--- START Given entries ---
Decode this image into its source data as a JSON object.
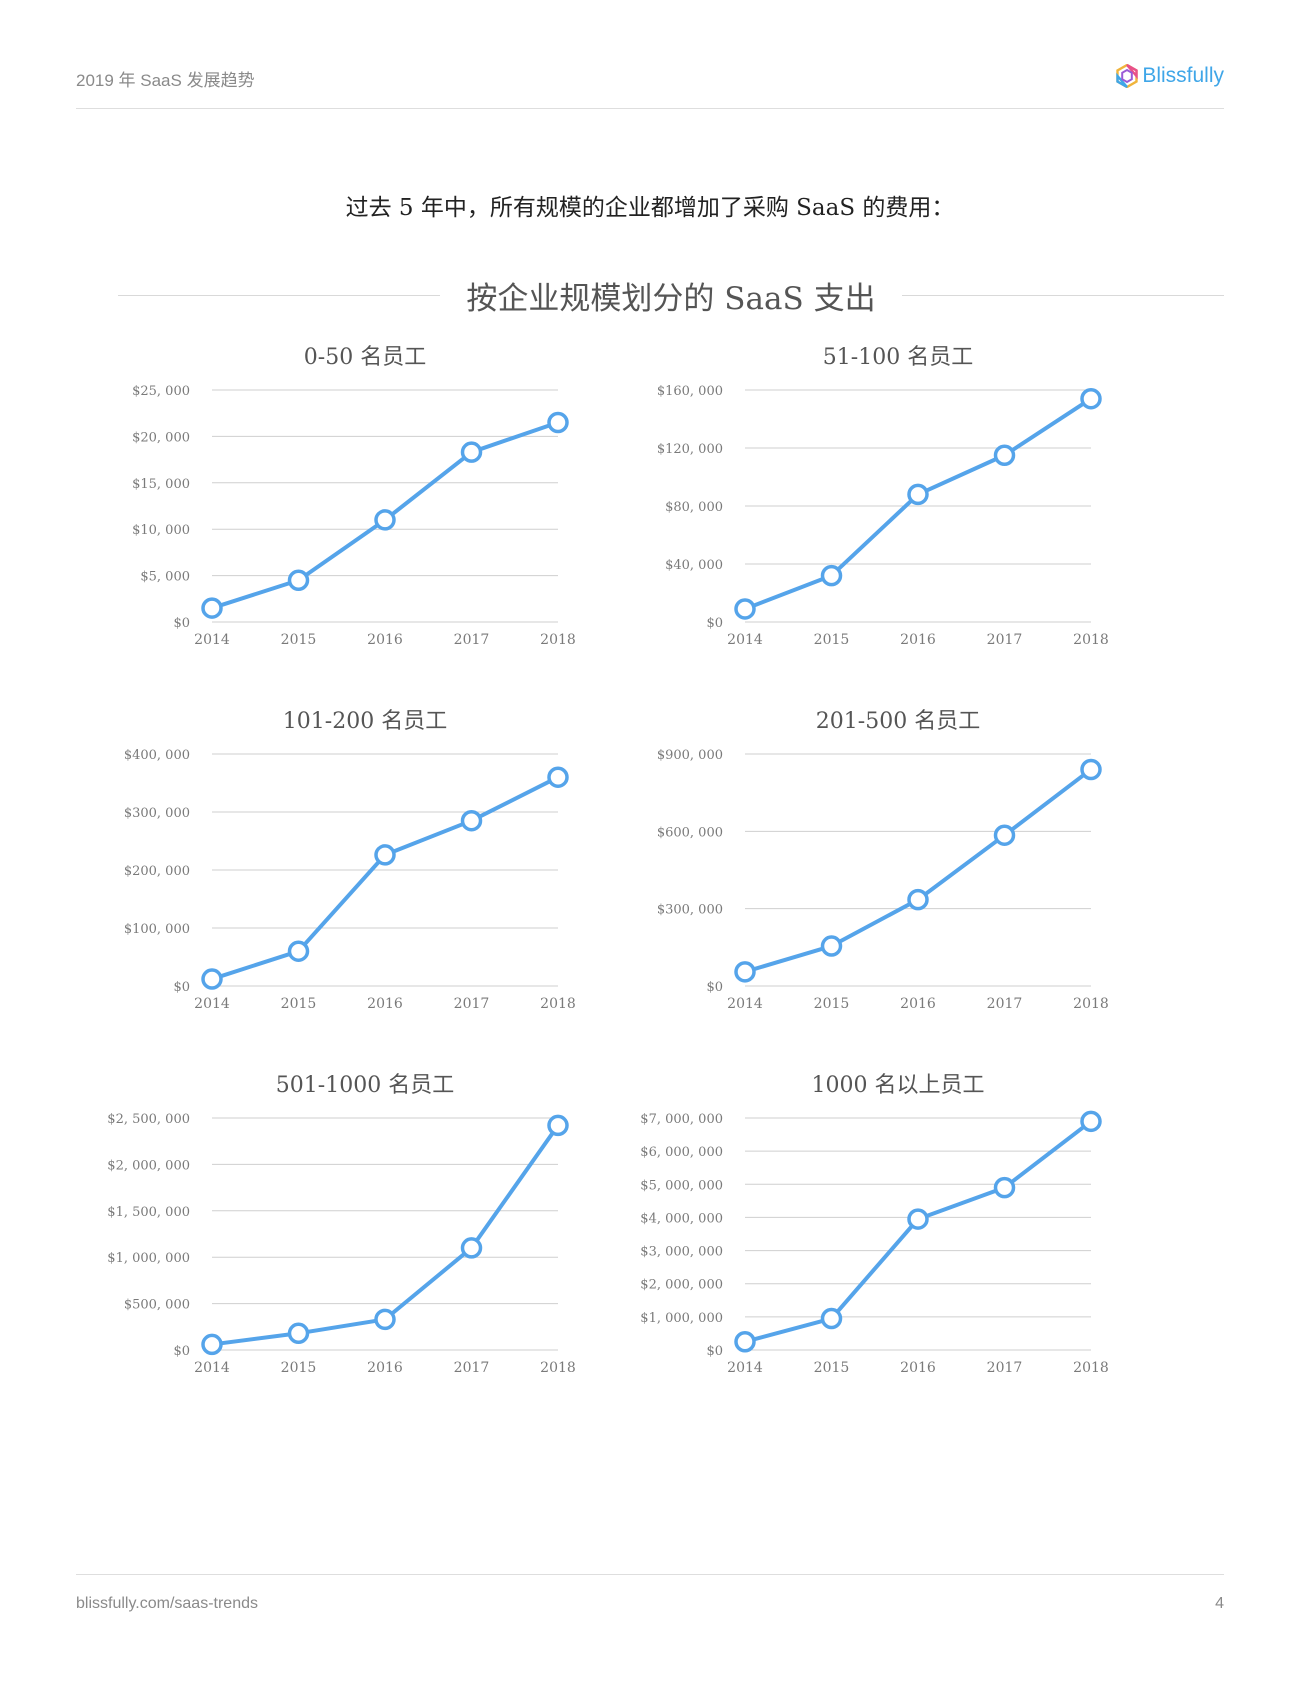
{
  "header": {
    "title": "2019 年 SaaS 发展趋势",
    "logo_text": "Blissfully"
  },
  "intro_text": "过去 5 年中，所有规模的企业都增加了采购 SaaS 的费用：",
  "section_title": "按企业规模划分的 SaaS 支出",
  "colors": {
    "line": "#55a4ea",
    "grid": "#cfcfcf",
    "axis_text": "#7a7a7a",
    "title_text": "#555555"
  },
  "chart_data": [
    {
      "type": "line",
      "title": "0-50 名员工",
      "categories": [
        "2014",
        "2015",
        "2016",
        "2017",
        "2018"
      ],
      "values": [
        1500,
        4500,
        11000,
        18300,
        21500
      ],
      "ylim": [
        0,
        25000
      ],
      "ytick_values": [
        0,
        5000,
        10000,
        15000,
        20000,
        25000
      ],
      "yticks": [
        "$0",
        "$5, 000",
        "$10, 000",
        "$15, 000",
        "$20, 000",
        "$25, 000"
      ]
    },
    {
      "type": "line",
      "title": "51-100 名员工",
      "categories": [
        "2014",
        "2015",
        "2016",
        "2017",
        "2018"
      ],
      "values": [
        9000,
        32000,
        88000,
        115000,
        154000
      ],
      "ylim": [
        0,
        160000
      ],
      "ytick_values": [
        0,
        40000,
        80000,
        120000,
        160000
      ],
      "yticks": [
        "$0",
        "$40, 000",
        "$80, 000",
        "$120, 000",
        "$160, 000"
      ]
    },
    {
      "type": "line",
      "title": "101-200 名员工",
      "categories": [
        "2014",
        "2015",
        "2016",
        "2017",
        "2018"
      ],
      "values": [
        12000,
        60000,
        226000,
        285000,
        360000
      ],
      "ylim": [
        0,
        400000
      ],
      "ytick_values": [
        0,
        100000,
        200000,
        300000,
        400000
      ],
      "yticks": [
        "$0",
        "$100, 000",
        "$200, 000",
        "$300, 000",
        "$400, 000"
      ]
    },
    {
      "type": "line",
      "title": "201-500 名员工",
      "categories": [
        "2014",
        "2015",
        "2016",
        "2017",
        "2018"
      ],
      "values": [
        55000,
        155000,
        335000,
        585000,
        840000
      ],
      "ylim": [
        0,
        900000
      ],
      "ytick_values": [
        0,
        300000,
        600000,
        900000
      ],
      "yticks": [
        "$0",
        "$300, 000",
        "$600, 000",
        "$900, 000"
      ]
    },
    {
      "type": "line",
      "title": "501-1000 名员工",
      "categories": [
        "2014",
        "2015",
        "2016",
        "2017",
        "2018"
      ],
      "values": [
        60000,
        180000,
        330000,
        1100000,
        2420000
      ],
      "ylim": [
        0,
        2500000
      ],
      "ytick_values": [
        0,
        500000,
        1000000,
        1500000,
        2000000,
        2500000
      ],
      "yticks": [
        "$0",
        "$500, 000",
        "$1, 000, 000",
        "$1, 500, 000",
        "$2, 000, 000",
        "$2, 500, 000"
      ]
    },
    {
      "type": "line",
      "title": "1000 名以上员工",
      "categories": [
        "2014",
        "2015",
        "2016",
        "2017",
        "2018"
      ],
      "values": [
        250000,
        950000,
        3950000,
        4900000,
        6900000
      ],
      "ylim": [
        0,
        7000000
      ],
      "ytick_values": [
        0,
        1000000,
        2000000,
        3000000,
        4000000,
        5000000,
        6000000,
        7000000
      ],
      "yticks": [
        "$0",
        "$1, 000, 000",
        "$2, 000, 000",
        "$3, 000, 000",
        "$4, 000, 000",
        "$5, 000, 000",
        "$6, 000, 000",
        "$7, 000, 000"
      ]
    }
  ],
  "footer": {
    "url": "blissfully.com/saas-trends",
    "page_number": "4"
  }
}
--- END Given entries ---
All the lines above are to be given again exactly as they read, with the pictures removed.

Decode this image into its source data as a JSON object.
{
  "header": {
    "title": "2019 年 SaaS 发展趋势",
    "logo_text": "Blissfully"
  },
  "intro_text": "过去 5 年中，所有规模的企业都增加了采购 SaaS 的费用：",
  "section_title": "按企业规模划分的 SaaS 支出",
  "colors": {
    "line": "#55a4ea",
    "grid": "#cfcfcf",
    "axis_text": "#7a7a7a",
    "title_text": "#555555"
  },
  "chart_data": [
    {
      "type": "line",
      "title": "0-50 名员工",
      "categories": [
        "2014",
        "2015",
        "2016",
        "2017",
        "2018"
      ],
      "values": [
        1500,
        4500,
        11000,
        18300,
        21500
      ],
      "ylim": [
        0,
        25000
      ],
      "ytick_values": [
        0,
        5000,
        10000,
        15000,
        20000,
        25000
      ],
      "yticks": [
        "$0",
        "$5, 000",
        "$10, 000",
        "$15, 000",
        "$20, 000",
        "$25, 000"
      ]
    },
    {
      "type": "line",
      "title": "51-100 名员工",
      "categories": [
        "2014",
        "2015",
        "2016",
        "2017",
        "2018"
      ],
      "values": [
        9000,
        32000,
        88000,
        115000,
        154000
      ],
      "ylim": [
        0,
        160000
      ],
      "ytick_values": [
        0,
        40000,
        80000,
        120000,
        160000
      ],
      "yticks": [
        "$0",
        "$40, 000",
        "$80, 000",
        "$120, 000",
        "$160, 000"
      ]
    },
    {
      "type": "line",
      "title": "101-200 名员工",
      "categories": [
        "2014",
        "2015",
        "2016",
        "2017",
        "2018"
      ],
      "values": [
        12000,
        60000,
        226000,
        285000,
        360000
      ],
      "ylim": [
        0,
        400000
      ],
      "ytick_values": [
        0,
        100000,
        200000,
        300000,
        400000
      ],
      "yticks": [
        "$0",
        "$100, 000",
        "$200, 000",
        "$300, 000",
        "$400, 000"
      ]
    },
    {
      "type": "line",
      "title": "201-500 名员工",
      "categories": [
        "2014",
        "2015",
        "2016",
        "2017",
        "2018"
      ],
      "values": [
        55000,
        155000,
        335000,
        585000,
        840000
      ],
      "ylim": [
        0,
        900000
      ],
      "ytick_values": [
        0,
        300000,
        600000,
        900000
      ],
      "yticks": [
        "$0",
        "$300, 000",
        "$600, 000",
        "$900, 000"
      ]
    },
    {
      "type": "line",
      "title": "501-1000 名员工",
      "categories": [
        "2014",
        "2015",
        "2016",
        "2017",
        "2018"
      ],
      "values": [
        60000,
        180000,
        330000,
        1100000,
        2420000
      ],
      "ylim": [
        0,
        2500000
      ],
      "ytick_values": [
        0,
        500000,
        1000000,
        1500000,
        2000000,
        2500000
      ],
      "yticks": [
        "$0",
        "$500, 000",
        "$1, 000, 000",
        "$1, 500, 000",
        "$2, 000, 000",
        "$2, 500, 000"
      ]
    },
    {
      "type": "line",
      "title": "1000 名以上员工",
      "categories": [
        "2014",
        "2015",
        "2016",
        "2017",
        "2018"
      ],
      "values": [
        250000,
        950000,
        3950000,
        4900000,
        6900000
      ],
      "ylim": [
        0,
        7000000
      ],
      "ytick_values": [
        0,
        1000000,
        2000000,
        3000000,
        4000000,
        5000000,
        6000000,
        7000000
      ],
      "yticks": [
        "$0",
        "$1, 000, 000",
        "$2, 000, 000",
        "$3, 000, 000",
        "$4, 000, 000",
        "$5, 000, 000",
        "$6, 000, 000",
        "$7, 000, 000"
      ]
    }
  ],
  "footer": {
    "url": "blissfully.com/saas-trends",
    "page_number": "4"
  }
}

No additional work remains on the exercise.